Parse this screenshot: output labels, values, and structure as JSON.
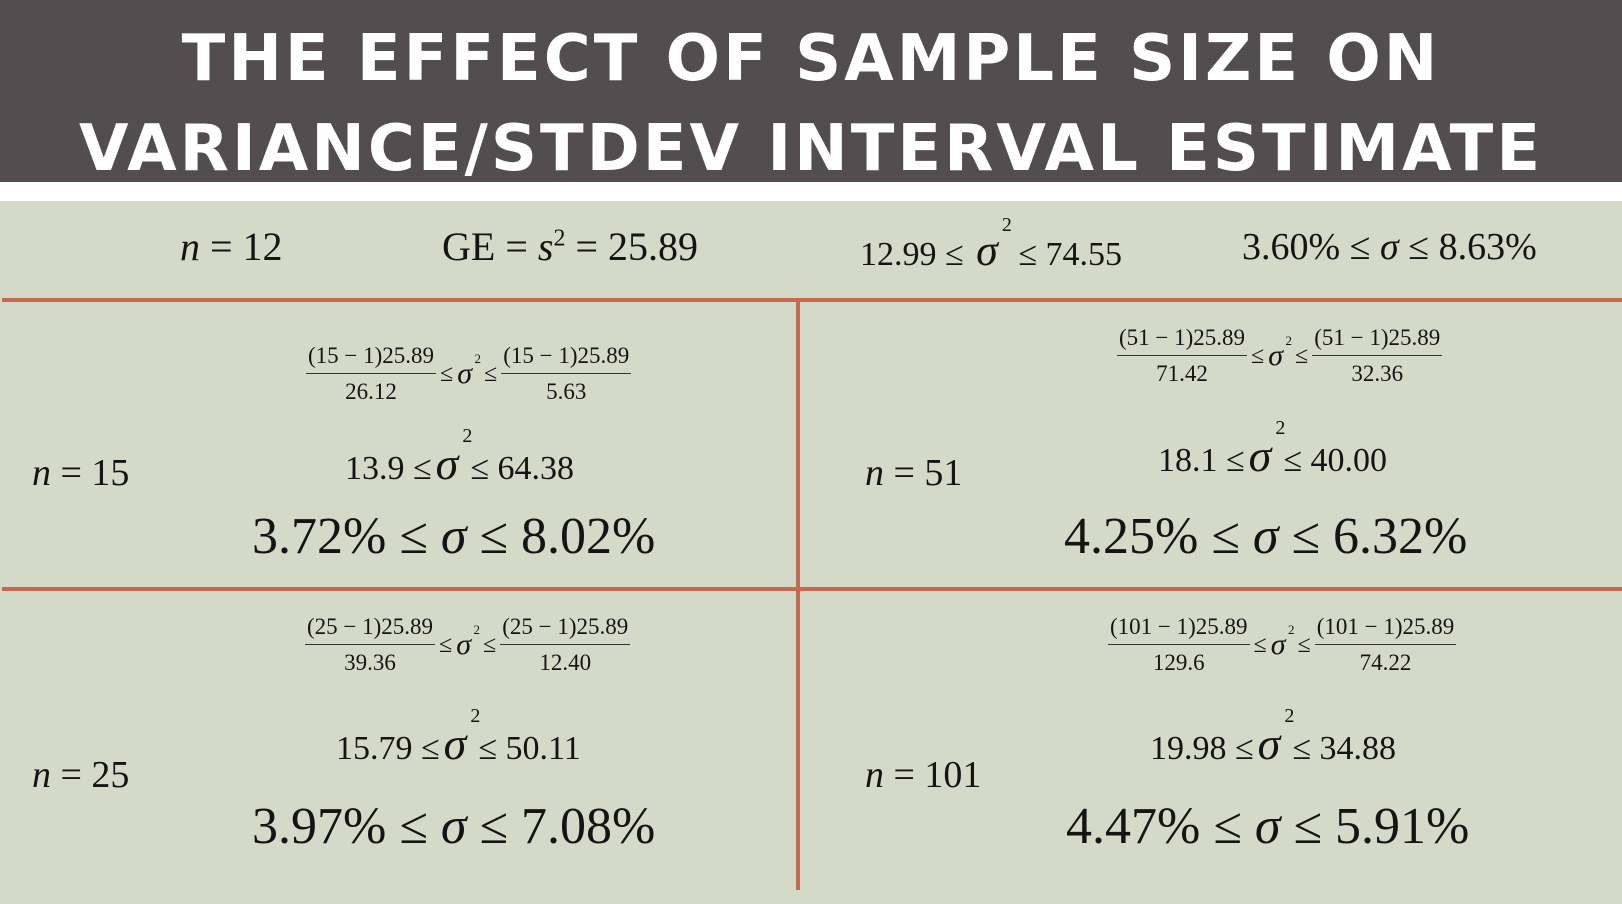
{
  "title": {
    "line1": "THE EFFECT OF SAMPLE SIZE ON",
    "line2": "VARIANCE/STDEV INTERVAL ESTIMATE"
  },
  "top_row": {
    "n_var": "n",
    "n_eq": " = 12",
    "ge_text": "GE = ",
    "s_var": "s",
    "s_exp": "2",
    "ge_value": " = 25.89",
    "var_low": "12.99 ≤ ",
    "var_high": " ≤ 74.55",
    "sd_low": "3.60% ≤ ",
    "sd_high": " ≤ 8.63%"
  },
  "symbols": {
    "sigma": "σ",
    "sq": "2",
    "le": "≤"
  },
  "cells": [
    {
      "n_var": "n",
      "n_eq": " = 15",
      "left_num": "(15 − 1)25.89",
      "left_den": "26.12",
      "right_num": "(15 − 1)25.89",
      "right_den": "5.63",
      "var_low": "13.9 ≤",
      "var_high": "≤ 64.38",
      "sd_low": "3.72% ≤ ",
      "sd_high": " ≤ 8.02%"
    },
    {
      "n_var": "n",
      "n_eq": " = 51",
      "left_num": "(51 − 1)25.89",
      "left_den": "71.42",
      "right_num": "(51 − 1)25.89",
      "right_den": "32.36",
      "var_low": "18.1 ≤",
      "var_high": "≤ 40.00",
      "sd_low": "4.25% ≤ ",
      "sd_high": " ≤ 6.32%"
    },
    {
      "n_var": "n",
      "n_eq": " = 25",
      "left_num": "(25 − 1)25.89",
      "left_den": "39.36",
      "right_num": "(25 − 1)25.89",
      "right_den": "12.40",
      "var_low": "15.79 ≤",
      "var_high": "≤ 50.11",
      "sd_low": "3.97% ≤ ",
      "sd_high": " ≤ 7.08%"
    },
    {
      "n_var": "n",
      "n_eq": " = 101",
      "left_num": "(101 − 1)25.89",
      "left_den": "129.6",
      "right_num": "(101 − 1)25.89",
      "right_den": "74.22",
      "var_low": "19.98 ≤",
      "var_high": "≤ 34.88",
      "sd_low": "4.47% ≤ ",
      "sd_high": " ≤ 5.91%"
    }
  ],
  "colors": {
    "header_bg": "#544d4f",
    "slide_bg": "#d5d9c8",
    "divider": "#c46a52"
  }
}
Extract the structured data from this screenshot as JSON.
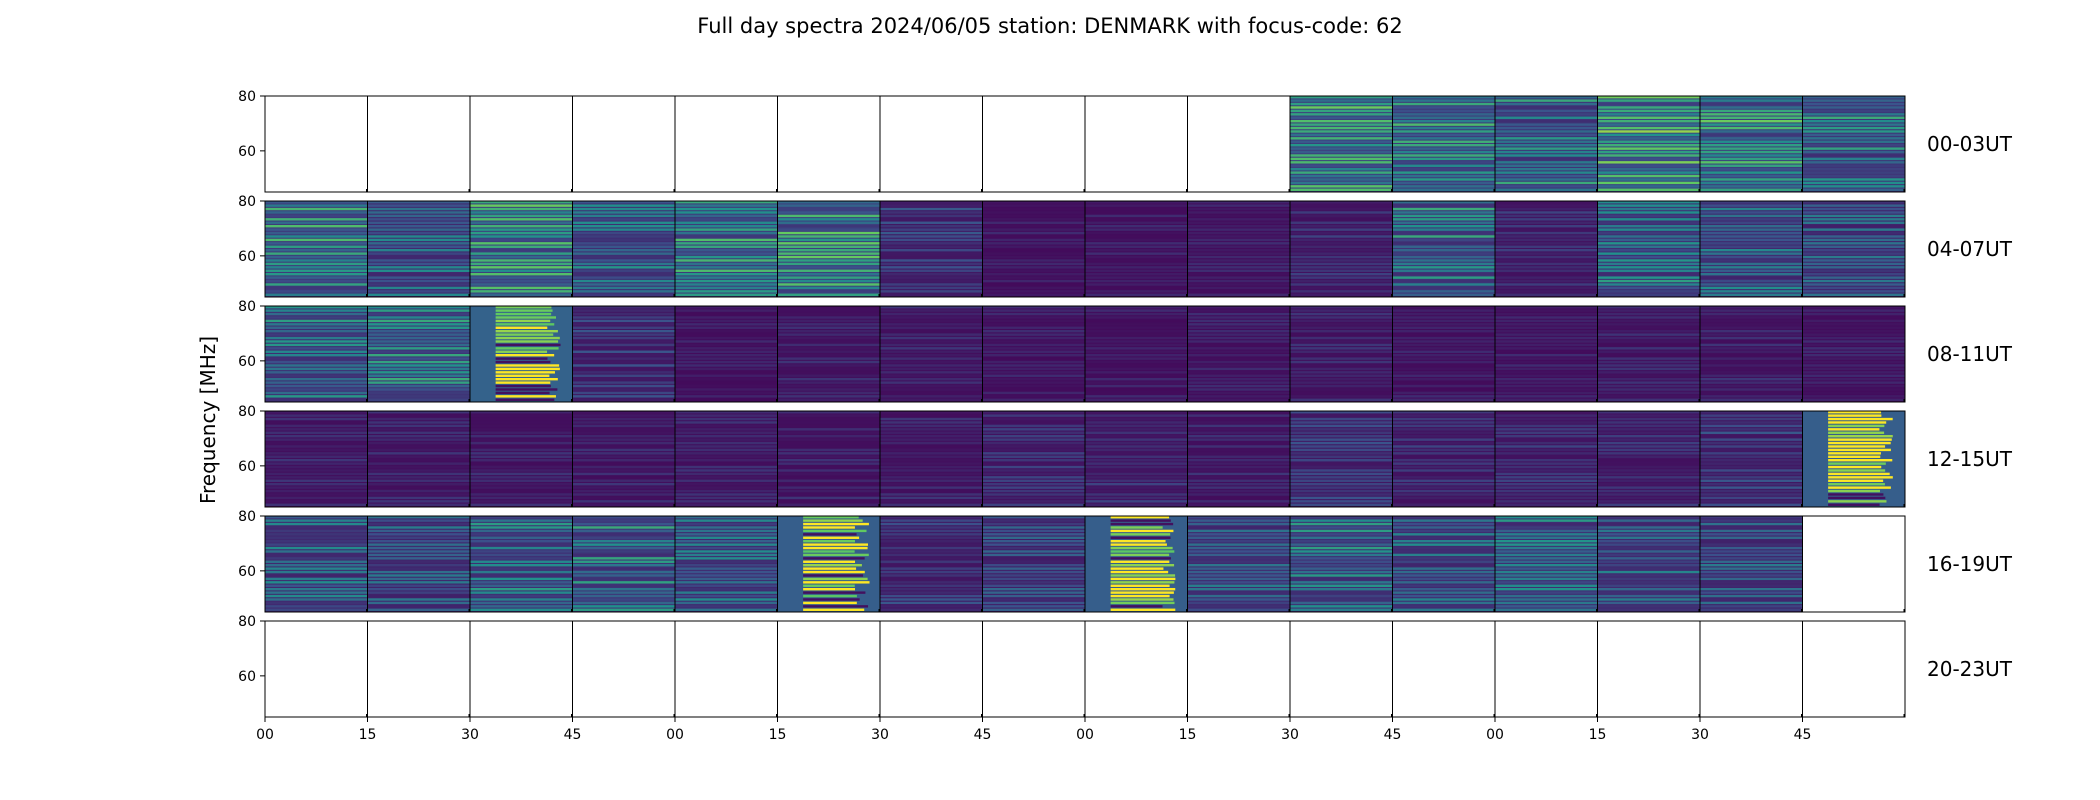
{
  "chart_data": {
    "type": "heatmap",
    "title": "Full day spectra 2024/06/05 station: DENMARK with focus-code: 62",
    "ylabel": "Frequency [MHz]",
    "xlabel": "",
    "y_ticks": [
      "80",
      "60"
    ],
    "ylim": [
      45,
      80
    ],
    "x_ticks": [
      "00",
      "15",
      "30",
      "45",
      "00",
      "15",
      "30",
      "45",
      "00",
      "15",
      "30",
      "45",
      "00",
      "15",
      "30",
      "45"
    ],
    "colormap": [
      "#440154",
      "#3b528b",
      "#21918c",
      "#5ec962",
      "#fde725"
    ],
    "grid": false,
    "rows": [
      {
        "label": "00-03UT",
        "cells": [
          0,
          0,
          0,
          0,
          0,
          0,
          0,
          0,
          0,
          0,
          0.55,
          0.5,
          0.45,
          0.6,
          0.55,
          0.45
        ]
      },
      {
        "label": "04-07UT",
        "cells": [
          0.5,
          0.35,
          0.55,
          0.4,
          0.5,
          0.55,
          0.2,
          0.1,
          0.1,
          0.1,
          0.15,
          0.45,
          0.15,
          0.4,
          0.35,
          0.3
        ]
      },
      {
        "label": "08-11UT",
        "cells": [
          0.4,
          0.45,
          0.9,
          0.2,
          0.1,
          0.12,
          0.12,
          0.1,
          0.1,
          0.1,
          0.12,
          0.1,
          0.1,
          0.12,
          0.12,
          0.1
        ]
      },
      {
        "label": "12-15UT",
        "cells": [
          0.12,
          0.12,
          0.12,
          0.12,
          0.12,
          0.12,
          0.12,
          0.15,
          0.15,
          0.12,
          0.2,
          0.15,
          0.15,
          0.15,
          0.2,
          0.85
        ]
      },
      {
        "label": "16-19UT",
        "cells": [
          0.35,
          0.3,
          0.4,
          0.45,
          0.35,
          0.85,
          0.2,
          0.25,
          0.85,
          0.35,
          0.4,
          0.35,
          0.4,
          0.35,
          0.3,
          0
        ]
      },
      {
        "label": "20-23UT",
        "cells": [
          0,
          0,
          0,
          0,
          0,
          0,
          0,
          0,
          0,
          0,
          0,
          0,
          0,
          0,
          0,
          0
        ]
      }
    ]
  }
}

########

◆ Instructions to follow
Give the material again exactly as it is, but keep the pictures out.

◆ Answer below
Parse this screenshot: output labels, values, and structure as JSON.
{
  "title": {
    "line1": "THE EFFECT OF SAMPLE SIZE ON",
    "line2": "VARIANCE/STDEV INTERVAL ESTIMATE"
  },
  "top_row": {
    "n_var": "n",
    "n_eq": " = 12",
    "ge_text": "GE = ",
    "s_var": "s",
    "s_exp": "2",
    "ge_value": " = 25.89",
    "var_low": "12.99 ≤ ",
    "var_high": " ≤ 74.55",
    "sd_low": "3.60% ≤ ",
    "sd_high": " ≤ 8.63%"
  },
  "symbols": {
    "sigma": "σ",
    "sq": "2",
    "le": "≤"
  },
  "cells": [
    {
      "n_var": "n",
      "n_eq": " = 15",
      "left_num": "(15 − 1)25.89",
      "left_den": "26.12",
      "right_num": "(15 − 1)25.89",
      "right_den": "5.63",
      "var_low": "13.9 ≤",
      "var_high": "≤ 64.38",
      "sd_low": "3.72% ≤ ",
      "sd_high": " ≤ 8.02%"
    },
    {
      "n_var": "n",
      "n_eq": " = 51",
      "left_num": "(51 − 1)25.89",
      "left_den": "71.42",
      "right_num": "(51 − 1)25.89",
      "right_den": "32.36",
      "var_low": "18.1 ≤",
      "var_high": "≤ 40.00",
      "sd_low": "4.25% ≤ ",
      "sd_high": " ≤ 6.32%"
    },
    {
      "n_var": "n",
      "n_eq": " = 25",
      "left_num": "(25 − 1)25.89",
      "left_den": "39.36",
      "right_num": "(25 − 1)25.89",
      "right_den": "12.40",
      "var_low": "15.79 ≤",
      "var_high": "≤ 50.11",
      "sd_low": "3.97% ≤ ",
      "sd_high": " ≤ 7.08%"
    },
    {
      "n_var": "n",
      "n_eq": " = 101",
      "left_num": "(101 − 1)25.89",
      "left_den": "129.6",
      "right_num": "(101 − 1)25.89",
      "right_den": "74.22",
      "var_low": "19.98 ≤",
      "var_high": "≤ 34.88",
      "sd_low": "4.47% ≤ ",
      "sd_high": " ≤ 5.91%"
    }
  ],
  "colors": {
    "header_bg": "#544d4f",
    "slide_bg": "#d5d9c8",
    "divider": "#c46a52"
  }
}
Extract the structured data from this screenshot as JSON.
{
  "chart_data": {
    "type": "heatmap",
    "title": "Full day spectra 2024/06/05 station: DENMARK with focus-code: 62",
    "ylabel": "Frequency [MHz]",
    "xlabel": "",
    "y_ticks": [
      "80",
      "60"
    ],
    "ylim": [
      45,
      80
    ],
    "x_ticks": [
      "00",
      "15",
      "30",
      "45",
      "00",
      "15",
      "30",
      "45",
      "00",
      "15",
      "30",
      "45",
      "00",
      "15",
      "30",
      "45"
    ],
    "colormap": [
      "#440154",
      "#3b528b",
      "#21918c",
      "#5ec962",
      "#fde725"
    ],
    "grid": false,
    "rows": [
      {
        "label": "00-03UT",
        "cells": [
          0,
          0,
          0,
          0,
          0,
          0,
          0,
          0,
          0,
          0,
          0.55,
          0.5,
          0.45,
          0.6,
          0.55,
          0.45
        ]
      },
      {
        "label": "04-07UT",
        "cells": [
          0.5,
          0.35,
          0.55,
          0.4,
          0.5,
          0.55,
          0.2,
          0.1,
          0.1,
          0.1,
          0.15,
          0.45,
          0.15,
          0.4,
          0.35,
          0.3
        ]
      },
      {
        "label": "08-11UT",
        "cells": [
          0.4,
          0.45,
          0.9,
          0.2,
          0.1,
          0.12,
          0.12,
          0.1,
          0.1,
          0.1,
          0.12,
          0.1,
          0.1,
          0.12,
          0.12,
          0.1
        ]
      },
      {
        "label": "12-15UT",
        "cells": [
          0.12,
          0.12,
          0.12,
          0.12,
          0.12,
          0.12,
          0.12,
          0.15,
          0.15,
          0.12,
          0.2,
          0.15,
          0.15,
          0.15,
          0.2,
          0.85
        ]
      },
      {
        "label": "16-19UT",
        "cells": [
          0.35,
          0.3,
          0.4,
          0.45,
          0.35,
          0.85,
          0.2,
          0.25,
          0.85,
          0.35,
          0.4,
          0.35,
          0.4,
          0.35,
          0.3,
          0
        ]
      },
      {
        "label": "20-23UT",
        "cells": [
          0,
          0,
          0,
          0,
          0,
          0,
          0,
          0,
          0,
          0,
          0,
          0,
          0,
          0,
          0,
          0
        ]
      }
    ]
  }
}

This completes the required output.